-- START OF Stored rows --

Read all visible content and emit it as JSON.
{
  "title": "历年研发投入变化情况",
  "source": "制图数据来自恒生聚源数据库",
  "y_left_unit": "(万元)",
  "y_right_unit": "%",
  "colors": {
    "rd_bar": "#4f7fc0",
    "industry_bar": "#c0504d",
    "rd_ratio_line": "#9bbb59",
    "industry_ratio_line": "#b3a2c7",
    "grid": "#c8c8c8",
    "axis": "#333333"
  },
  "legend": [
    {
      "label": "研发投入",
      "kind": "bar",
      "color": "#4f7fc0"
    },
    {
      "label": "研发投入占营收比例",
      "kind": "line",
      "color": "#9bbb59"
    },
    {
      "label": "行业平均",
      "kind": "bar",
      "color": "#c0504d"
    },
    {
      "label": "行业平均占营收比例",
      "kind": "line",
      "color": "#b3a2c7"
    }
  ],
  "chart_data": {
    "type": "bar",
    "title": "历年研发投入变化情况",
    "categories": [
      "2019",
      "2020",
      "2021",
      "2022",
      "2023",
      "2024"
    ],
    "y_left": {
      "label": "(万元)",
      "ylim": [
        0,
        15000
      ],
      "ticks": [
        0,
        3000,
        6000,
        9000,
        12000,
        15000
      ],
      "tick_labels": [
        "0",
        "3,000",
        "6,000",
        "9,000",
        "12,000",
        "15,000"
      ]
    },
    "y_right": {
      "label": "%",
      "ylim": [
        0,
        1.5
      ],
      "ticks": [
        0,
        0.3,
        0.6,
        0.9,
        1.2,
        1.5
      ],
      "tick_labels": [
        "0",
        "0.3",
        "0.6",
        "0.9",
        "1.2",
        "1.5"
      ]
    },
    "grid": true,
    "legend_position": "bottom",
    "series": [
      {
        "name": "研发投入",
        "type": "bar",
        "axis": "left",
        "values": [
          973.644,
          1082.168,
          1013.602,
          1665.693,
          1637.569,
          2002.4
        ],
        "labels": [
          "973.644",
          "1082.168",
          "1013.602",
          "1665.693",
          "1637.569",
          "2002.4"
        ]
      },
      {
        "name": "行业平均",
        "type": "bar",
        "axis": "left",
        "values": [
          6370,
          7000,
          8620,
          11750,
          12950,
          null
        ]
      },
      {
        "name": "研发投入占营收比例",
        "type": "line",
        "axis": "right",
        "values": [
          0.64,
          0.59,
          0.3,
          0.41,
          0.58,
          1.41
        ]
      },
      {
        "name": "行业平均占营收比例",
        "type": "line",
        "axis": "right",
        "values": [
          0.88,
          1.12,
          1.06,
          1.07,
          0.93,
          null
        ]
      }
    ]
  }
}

-- END OF Stored rows --

Exactly reproduce all of the entries.

Read all visible content and emit it as JSON.
{
  "title": "历年研发投入变化情况",
  "source": "制图数据来自恒生聚源数据库",
  "y_left_unit": "(万元)",
  "y_right_unit": "%",
  "colors": {
    "rd_bar": "#4f7fc0",
    "industry_bar": "#c0504d",
    "rd_ratio_line": "#9bbb59",
    "industry_ratio_line": "#b3a2c7",
    "grid": "#c8c8c8",
    "axis": "#333333"
  },
  "legend": [
    {
      "label": "研发投入",
      "kind": "bar",
      "color": "#4f7fc0"
    },
    {
      "label": "研发投入占营收比例",
      "kind": "line",
      "color": "#9bbb59"
    },
    {
      "label": "行业平均",
      "kind": "bar",
      "color": "#c0504d"
    },
    {
      "label": "行业平均占营收比例",
      "kind": "line",
      "color": "#b3a2c7"
    }
  ],
  "chart_data": {
    "type": "bar",
    "title": "历年研发投入变化情况",
    "categories": [
      "2019",
      "2020",
      "2021",
      "2022",
      "2023",
      "2024"
    ],
    "y_left": {
      "label": "(万元)",
      "ylim": [
        0,
        15000
      ],
      "ticks": [
        0,
        3000,
        6000,
        9000,
        12000,
        15000
      ],
      "tick_labels": [
        "0",
        "3,000",
        "6,000",
        "9,000",
        "12,000",
        "15,000"
      ]
    },
    "y_right": {
      "label": "%",
      "ylim": [
        0,
        1.5
      ],
      "ticks": [
        0,
        0.3,
        0.6,
        0.9,
        1.2,
        1.5
      ],
      "tick_labels": [
        "0",
        "0.3",
        "0.6",
        "0.9",
        "1.2",
        "1.5"
      ]
    },
    "grid": true,
    "legend_position": "bottom",
    "series": [
      {
        "name": "研发投入",
        "type": "bar",
        "axis": "left",
        "values": [
          973.644,
          1082.168,
          1013.602,
          1665.693,
          1637.569,
          2002.4
        ],
        "labels": [
          "973.644",
          "1082.168",
          "1013.602",
          "1665.693",
          "1637.569",
          "2002.4"
        ]
      },
      {
        "name": "行业平均",
        "type": "bar",
        "axis": "left",
        "values": [
          6370,
          7000,
          8620,
          11750,
          12950,
          null
        ]
      },
      {
        "name": "研发投入占营收比例",
        "type": "line",
        "axis": "right",
        "values": [
          0.64,
          0.59,
          0.3,
          0.41,
          0.58,
          1.41
        ]
      },
      {
        "name": "行业平均占营收比例",
        "type": "line",
        "axis": "right",
        "values": [
          0.88,
          1.12,
          1.06,
          1.07,
          0.93,
          null
        ]
      }
    ]
  }
}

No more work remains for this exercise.